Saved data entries
--------

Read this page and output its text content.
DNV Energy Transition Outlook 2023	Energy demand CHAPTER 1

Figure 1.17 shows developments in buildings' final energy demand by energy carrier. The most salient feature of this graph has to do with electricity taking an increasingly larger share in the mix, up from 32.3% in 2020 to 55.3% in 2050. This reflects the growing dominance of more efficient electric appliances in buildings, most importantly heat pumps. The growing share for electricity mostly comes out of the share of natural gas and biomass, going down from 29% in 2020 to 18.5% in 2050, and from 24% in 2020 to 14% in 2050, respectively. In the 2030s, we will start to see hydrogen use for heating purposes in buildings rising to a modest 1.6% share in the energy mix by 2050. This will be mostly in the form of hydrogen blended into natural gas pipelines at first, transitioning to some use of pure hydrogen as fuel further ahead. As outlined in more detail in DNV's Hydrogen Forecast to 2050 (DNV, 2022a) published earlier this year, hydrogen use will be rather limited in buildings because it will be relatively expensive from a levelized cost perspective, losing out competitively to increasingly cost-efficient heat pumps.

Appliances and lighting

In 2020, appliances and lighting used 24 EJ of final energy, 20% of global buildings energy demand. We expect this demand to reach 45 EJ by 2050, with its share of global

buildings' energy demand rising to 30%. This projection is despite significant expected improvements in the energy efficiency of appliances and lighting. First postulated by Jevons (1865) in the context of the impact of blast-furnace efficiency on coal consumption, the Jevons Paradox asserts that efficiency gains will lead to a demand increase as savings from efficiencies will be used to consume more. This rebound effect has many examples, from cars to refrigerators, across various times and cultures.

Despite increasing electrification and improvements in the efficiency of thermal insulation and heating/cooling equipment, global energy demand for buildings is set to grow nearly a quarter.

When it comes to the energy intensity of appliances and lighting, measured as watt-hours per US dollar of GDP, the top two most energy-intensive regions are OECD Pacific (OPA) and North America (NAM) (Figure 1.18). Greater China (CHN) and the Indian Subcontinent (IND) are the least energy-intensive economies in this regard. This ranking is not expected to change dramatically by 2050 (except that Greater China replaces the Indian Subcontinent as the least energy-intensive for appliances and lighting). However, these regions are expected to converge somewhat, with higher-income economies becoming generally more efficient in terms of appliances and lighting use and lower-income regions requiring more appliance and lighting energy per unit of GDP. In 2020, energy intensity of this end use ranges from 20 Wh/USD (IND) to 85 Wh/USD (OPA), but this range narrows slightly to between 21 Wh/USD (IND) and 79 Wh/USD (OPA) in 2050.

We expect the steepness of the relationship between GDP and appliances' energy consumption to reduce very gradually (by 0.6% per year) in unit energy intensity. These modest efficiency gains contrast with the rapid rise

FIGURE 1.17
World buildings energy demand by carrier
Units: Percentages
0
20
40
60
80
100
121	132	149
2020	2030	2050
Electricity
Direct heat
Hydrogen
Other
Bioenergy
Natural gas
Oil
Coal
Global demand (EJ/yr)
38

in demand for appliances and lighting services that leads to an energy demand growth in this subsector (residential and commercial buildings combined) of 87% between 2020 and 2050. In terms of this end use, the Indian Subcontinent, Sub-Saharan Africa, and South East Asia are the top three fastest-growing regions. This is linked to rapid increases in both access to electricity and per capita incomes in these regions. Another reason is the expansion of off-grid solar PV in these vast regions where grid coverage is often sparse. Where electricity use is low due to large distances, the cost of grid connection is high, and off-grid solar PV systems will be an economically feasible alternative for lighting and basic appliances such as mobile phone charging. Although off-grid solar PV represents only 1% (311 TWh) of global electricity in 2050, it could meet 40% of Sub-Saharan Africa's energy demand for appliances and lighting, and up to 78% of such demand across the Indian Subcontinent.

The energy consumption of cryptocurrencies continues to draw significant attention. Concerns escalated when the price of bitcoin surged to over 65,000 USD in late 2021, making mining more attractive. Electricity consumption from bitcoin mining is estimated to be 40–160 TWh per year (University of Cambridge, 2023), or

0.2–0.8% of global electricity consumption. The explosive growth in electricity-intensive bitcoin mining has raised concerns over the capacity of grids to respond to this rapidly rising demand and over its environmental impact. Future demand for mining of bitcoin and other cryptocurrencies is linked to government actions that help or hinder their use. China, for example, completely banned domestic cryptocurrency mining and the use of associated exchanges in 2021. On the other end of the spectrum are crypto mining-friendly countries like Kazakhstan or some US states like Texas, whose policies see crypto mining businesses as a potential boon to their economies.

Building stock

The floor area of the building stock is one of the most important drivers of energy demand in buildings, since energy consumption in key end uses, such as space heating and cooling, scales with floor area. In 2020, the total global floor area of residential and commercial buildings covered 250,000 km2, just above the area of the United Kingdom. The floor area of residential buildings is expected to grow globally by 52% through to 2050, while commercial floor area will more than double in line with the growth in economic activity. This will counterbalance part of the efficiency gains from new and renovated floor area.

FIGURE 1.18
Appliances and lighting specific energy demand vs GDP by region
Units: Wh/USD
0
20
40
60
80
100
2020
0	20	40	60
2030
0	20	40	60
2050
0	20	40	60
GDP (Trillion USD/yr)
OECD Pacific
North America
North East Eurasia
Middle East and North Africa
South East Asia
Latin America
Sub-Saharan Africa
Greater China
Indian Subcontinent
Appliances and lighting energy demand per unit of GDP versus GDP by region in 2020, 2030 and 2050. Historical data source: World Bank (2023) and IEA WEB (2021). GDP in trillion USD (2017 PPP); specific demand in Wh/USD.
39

--------

#### DESCRIPTION OF THE TASK:
The records above are to be copied in full, exactly as written.

#### EXERCISE ANSWER:
Read this page and output its text content.
DNV Energy Transition Outlook 2023	Energy demand CHAPTER 1

Figure 1.17 shows developments in buildings' final energy demand by energy carrier. The most salient feature of this graph has to do with electricity taking an increasingly larger share in the mix, up from 32.3% in 2020 to 55.3% in 2050. This reflects the growing dominance of more efficient electric appliances in buildings, most importantly heat pumps. The growing share for electricity mostly comes out of the share of natural gas and biomass, going down from 29% in 2020 to 18.5% in 2050, and from 24% in 2020 to 14% in 2050, respectively. In the 2030s, we will start to see hydrogen use for heating purposes in buildings rising to a modest 1.6% share in the energy mix by 2050. This will be mostly in the form of hydrogen blended into natural gas pipelines at first, transitioning to some use of pure hydrogen as fuel further ahead. As outlined in more detail in DNV's Hydrogen Forecast to 2050 (DNV, 2022a) published earlier this year, hydrogen use will be rather limited in buildings because it will be relatively expensive from a levelized cost perspective, losing out competitively to increasingly cost-efficient heat pumps.

Appliances and lighting

In 2020, appliances and lighting used 24 EJ of final energy, 20% of global buildings energy demand. We expect this demand to reach 45 EJ by 2050, with its share of global

buildings' energy demand rising to 30%. This projection is despite significant expected improvements in the energy efficiency of appliances and lighting. First postulated by Jevons (1865) in the context of the impact of blast-furnace efficiency on coal consumption, the Jevons Paradox asserts that efficiency gains will lead to a demand increase as savings from efficiencies will be used to consume more. This rebound effect has many examples, from cars to refrigerators, across various times and cultures.

Despite increasing electrification and improvements in the efficiency of thermal insulation and heating/cooling equipment, global energy demand for buildings is set to grow nearly a quarter.

When it comes to the energy intensity of appliances and lighting, measured as watt-hours per US dollar of GDP, the top two most energy-intensive regions are OECD Pacific (OPA) and North America (NAM) (Figure 1.18). Greater China (CHN) and the Indian Subcontinent (IND) are the least energy-intensive economies in this regard. This ranking is not expected to change dramatically by 2050 (except that Greater China replaces the Indian Subcontinent as the least energy-intensive for appliances and lighting). However, these regions are expected to converge somewhat, with higher-income economies becoming generally more efficient in terms of appliances and lighting use and lower-income regions requiring more appliance and lighting energy per unit of GDP. In 2020, energy intensity of this end use ranges from 20 Wh/USD (IND) to 85 Wh/USD (OPA), but this range narrows slightly to between 21 Wh/USD (IND) and 79 Wh/USD (OPA) in 2050.

We expect the steepness of the relationship between GDP and appliances' energy consumption to reduce very gradually (by 0.6% per year) in unit energy intensity. These modest efficiency gains contrast with the rapid rise

FIGURE 1.17
World buildings energy demand by carrier
Units: Percentages
0
20
40
60
80
100
121	132	149
2020	2030	2050
Electricity
Direct heat
Hydrogen
Other
Bioenergy
Natural gas
Oil
Coal
Global demand (EJ/yr)
38

in demand for appliances and lighting services that leads to an energy demand growth in this subsector (residential and commercial buildings combined) of 87% between 2020 and 2050. In terms of this end use, the Indian Subcontinent, Sub-Saharan Africa, and South East Asia are the top three fastest-growing regions. This is linked to rapid increases in both access to electricity and per capita incomes in these regions. Another reason is the expansion of off-grid solar PV in these vast regions where grid coverage is often sparse. Where electricity use is low due to large distances, the cost of grid connection is high, and off-grid solar PV systems will be an economically feasible alternative for lighting and basic appliances such as mobile phone charging. Although off-grid solar PV represents only 1% (311 TWh) of global electricity in 2050, it could meet 40% of Sub-Saharan Africa's energy demand for appliances and lighting, and up to 78% of such demand across the Indian Subcontinent.

The energy consumption of cryptocurrencies continues to draw significant attention. Concerns escalated when the price of bitcoin surged to over 65,000 USD in late 2021, making mining more attractive. Electricity consumption from bitcoin mining is estimated to be 40–160 TWh per year (University of Cambridge, 2023), or

0.2–0.8% of global electricity consumption. The explosive growth in electricity-intensive bitcoin mining has raised concerns over the capacity of grids to respond to this rapidly rising demand and over its environmental impact. Future demand for mining of bitcoin and other cryptocurrencies is linked to government actions that help or hinder their use. China, for example, completely banned domestic cryptocurrency mining and the use of associated exchanges in 2021. On the other end of the spectrum are crypto mining-friendly countries like Kazakhstan or some US states like Texas, whose policies see crypto mining businesses as a potential boon to their economies.

Building stock

The floor area of the building stock is one of the most important drivers of energy demand in buildings, since energy consumption in key end uses, such as space heating and cooling, scales with floor area. In 2020, the total global floor area of residential and commercial buildings covered 250,000 km2, just above the area of the United Kingdom. The floor area of residential buildings is expected to grow globally by 52% through to 2050, while commercial floor area will more than double in line with the growth in economic activity. This will counterbalance part of the efficiency gains from new and renovated floor area.

FIGURE 1.18
Appliances and lighting specific energy demand vs GDP by region
Units: Wh/USD
0
20
40
60
80
100
2020
0	20	40	60
2030
0	20	40	60
2050
0	20	40	60
GDP (Trillion USD/yr)
OECD Pacific
North America
North East Eurasia
Middle East and North Africa
South East Asia
Latin America
Sub-Saharan Africa
Greater China
Indian Subcontinent
Appliances and lighting energy demand per unit of GDP versus GDP by region in 2020, 2030 and 2050. Historical data source: World Bank (2023) and IEA WEB (2021). GDP in trillion USD (2017 PPP); specific demand in Wh/USD.
39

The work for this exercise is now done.